§ **WORK TO DO**: Among the lines of these entries, how many hold the word "Speed"? State only the number.

Figure data in JSON:
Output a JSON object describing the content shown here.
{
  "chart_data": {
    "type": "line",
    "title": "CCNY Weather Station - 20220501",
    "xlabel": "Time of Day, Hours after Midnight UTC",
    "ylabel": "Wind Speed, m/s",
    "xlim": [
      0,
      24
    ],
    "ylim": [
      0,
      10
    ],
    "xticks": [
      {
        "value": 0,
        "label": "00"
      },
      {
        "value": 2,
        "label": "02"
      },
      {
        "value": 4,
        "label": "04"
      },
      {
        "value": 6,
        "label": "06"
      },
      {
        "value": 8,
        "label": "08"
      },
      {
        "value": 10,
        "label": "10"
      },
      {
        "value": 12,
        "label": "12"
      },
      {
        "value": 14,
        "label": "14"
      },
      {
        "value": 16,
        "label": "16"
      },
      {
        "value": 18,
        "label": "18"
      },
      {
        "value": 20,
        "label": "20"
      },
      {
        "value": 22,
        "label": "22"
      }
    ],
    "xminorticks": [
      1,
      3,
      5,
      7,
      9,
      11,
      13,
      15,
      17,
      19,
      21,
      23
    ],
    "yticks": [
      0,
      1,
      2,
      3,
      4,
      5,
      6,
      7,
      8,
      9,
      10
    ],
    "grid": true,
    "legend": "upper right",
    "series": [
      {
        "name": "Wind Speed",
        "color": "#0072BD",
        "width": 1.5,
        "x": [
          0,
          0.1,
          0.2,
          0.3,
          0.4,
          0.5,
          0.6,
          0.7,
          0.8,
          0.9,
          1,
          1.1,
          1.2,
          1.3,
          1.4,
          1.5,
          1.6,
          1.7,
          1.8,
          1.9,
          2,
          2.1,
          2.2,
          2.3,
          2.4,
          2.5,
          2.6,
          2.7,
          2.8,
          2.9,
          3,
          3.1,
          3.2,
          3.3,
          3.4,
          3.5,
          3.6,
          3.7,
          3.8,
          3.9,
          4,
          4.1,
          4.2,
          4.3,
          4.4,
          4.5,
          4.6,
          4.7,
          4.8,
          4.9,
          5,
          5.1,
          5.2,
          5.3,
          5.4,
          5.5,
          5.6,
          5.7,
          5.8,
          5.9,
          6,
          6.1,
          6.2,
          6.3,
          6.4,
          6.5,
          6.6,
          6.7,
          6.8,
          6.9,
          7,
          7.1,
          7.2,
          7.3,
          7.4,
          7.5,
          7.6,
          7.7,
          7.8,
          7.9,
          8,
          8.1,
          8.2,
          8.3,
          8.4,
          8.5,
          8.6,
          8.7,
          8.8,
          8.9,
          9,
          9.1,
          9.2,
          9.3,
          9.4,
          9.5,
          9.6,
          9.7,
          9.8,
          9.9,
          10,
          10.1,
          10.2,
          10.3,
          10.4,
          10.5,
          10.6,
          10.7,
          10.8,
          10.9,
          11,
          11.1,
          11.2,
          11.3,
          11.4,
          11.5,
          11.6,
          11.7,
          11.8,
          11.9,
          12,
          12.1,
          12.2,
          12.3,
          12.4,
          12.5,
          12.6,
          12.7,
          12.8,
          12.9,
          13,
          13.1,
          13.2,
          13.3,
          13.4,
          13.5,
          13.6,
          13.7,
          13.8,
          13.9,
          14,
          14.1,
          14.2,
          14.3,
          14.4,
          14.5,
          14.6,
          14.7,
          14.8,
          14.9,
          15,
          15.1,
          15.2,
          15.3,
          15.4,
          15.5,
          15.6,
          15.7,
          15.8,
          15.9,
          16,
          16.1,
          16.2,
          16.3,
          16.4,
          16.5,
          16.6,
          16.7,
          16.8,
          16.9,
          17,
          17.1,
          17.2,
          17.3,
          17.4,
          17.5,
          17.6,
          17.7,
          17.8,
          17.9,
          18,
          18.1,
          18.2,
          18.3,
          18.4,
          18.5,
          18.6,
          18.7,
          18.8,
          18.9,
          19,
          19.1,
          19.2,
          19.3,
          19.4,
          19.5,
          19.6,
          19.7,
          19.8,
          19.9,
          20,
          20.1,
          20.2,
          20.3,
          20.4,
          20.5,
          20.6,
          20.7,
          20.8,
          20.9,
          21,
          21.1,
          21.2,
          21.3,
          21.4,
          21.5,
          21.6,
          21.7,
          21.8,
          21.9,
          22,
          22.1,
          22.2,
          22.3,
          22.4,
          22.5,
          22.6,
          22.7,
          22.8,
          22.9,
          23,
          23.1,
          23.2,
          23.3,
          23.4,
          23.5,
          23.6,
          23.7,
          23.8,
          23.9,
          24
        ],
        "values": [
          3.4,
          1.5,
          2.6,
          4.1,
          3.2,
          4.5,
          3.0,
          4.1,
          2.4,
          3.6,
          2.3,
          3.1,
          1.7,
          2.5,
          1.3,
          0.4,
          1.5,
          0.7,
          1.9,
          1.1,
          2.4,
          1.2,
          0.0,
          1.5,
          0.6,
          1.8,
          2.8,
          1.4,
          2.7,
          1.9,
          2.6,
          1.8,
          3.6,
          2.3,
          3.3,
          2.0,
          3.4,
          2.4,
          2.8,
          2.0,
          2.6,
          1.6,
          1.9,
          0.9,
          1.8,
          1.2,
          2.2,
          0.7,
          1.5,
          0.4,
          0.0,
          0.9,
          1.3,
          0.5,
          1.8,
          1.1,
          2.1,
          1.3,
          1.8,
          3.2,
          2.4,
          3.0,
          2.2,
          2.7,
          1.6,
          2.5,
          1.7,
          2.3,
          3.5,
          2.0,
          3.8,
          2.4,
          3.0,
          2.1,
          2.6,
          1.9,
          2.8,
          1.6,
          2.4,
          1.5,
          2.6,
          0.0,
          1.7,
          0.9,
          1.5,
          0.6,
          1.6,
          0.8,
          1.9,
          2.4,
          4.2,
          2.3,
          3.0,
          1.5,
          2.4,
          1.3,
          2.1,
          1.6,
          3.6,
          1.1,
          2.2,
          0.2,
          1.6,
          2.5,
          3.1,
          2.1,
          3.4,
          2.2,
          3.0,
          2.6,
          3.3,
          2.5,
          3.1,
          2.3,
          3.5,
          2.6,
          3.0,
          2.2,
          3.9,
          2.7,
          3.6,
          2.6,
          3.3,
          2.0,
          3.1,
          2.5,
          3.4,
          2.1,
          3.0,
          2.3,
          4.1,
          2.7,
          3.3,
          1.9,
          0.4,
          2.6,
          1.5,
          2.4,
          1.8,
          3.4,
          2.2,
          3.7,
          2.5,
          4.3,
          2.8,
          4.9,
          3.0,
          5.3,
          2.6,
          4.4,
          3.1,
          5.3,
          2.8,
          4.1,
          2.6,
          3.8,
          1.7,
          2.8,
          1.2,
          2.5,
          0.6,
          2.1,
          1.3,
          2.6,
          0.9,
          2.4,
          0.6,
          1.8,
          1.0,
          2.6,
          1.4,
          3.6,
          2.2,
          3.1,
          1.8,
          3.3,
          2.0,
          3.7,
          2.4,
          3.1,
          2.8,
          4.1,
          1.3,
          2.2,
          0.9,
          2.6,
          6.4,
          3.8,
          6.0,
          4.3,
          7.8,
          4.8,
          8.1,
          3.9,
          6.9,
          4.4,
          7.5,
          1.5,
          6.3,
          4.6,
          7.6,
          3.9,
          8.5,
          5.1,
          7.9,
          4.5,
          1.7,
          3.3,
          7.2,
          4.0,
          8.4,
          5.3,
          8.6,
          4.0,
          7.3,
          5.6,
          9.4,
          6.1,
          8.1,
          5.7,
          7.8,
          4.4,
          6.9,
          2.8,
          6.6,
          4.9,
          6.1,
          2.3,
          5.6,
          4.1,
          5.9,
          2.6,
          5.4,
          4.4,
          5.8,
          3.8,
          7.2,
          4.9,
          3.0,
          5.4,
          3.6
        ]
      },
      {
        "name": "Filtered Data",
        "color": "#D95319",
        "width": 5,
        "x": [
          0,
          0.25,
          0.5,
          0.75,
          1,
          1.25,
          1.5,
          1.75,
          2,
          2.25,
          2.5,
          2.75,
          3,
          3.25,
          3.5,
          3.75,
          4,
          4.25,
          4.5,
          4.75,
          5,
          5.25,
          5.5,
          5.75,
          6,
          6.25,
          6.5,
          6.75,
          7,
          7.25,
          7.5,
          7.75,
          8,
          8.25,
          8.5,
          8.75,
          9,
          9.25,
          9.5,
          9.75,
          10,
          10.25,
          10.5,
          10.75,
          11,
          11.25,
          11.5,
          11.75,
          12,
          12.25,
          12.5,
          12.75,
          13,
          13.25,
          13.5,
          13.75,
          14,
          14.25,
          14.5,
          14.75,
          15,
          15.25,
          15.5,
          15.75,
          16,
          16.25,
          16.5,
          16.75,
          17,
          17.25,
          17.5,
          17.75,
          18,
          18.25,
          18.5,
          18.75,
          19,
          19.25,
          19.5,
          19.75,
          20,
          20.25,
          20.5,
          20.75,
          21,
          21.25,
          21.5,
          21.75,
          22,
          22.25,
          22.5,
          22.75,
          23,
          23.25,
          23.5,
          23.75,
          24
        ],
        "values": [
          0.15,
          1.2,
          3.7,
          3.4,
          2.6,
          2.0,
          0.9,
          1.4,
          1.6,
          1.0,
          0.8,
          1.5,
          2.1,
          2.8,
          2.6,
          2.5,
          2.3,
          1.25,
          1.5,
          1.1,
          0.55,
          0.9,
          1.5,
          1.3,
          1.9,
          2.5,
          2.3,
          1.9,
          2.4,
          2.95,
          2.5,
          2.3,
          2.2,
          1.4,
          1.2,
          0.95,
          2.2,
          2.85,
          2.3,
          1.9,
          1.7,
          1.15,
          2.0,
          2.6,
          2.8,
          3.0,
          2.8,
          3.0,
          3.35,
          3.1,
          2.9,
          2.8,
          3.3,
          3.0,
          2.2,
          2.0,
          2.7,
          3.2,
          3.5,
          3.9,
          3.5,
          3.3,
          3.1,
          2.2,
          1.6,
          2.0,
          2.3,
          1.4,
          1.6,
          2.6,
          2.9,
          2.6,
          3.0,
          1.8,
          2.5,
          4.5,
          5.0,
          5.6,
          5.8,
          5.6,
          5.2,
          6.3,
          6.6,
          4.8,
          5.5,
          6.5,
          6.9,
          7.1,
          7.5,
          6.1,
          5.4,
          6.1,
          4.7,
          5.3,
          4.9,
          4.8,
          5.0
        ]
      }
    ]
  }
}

§ **TASK OUTPUT**: 2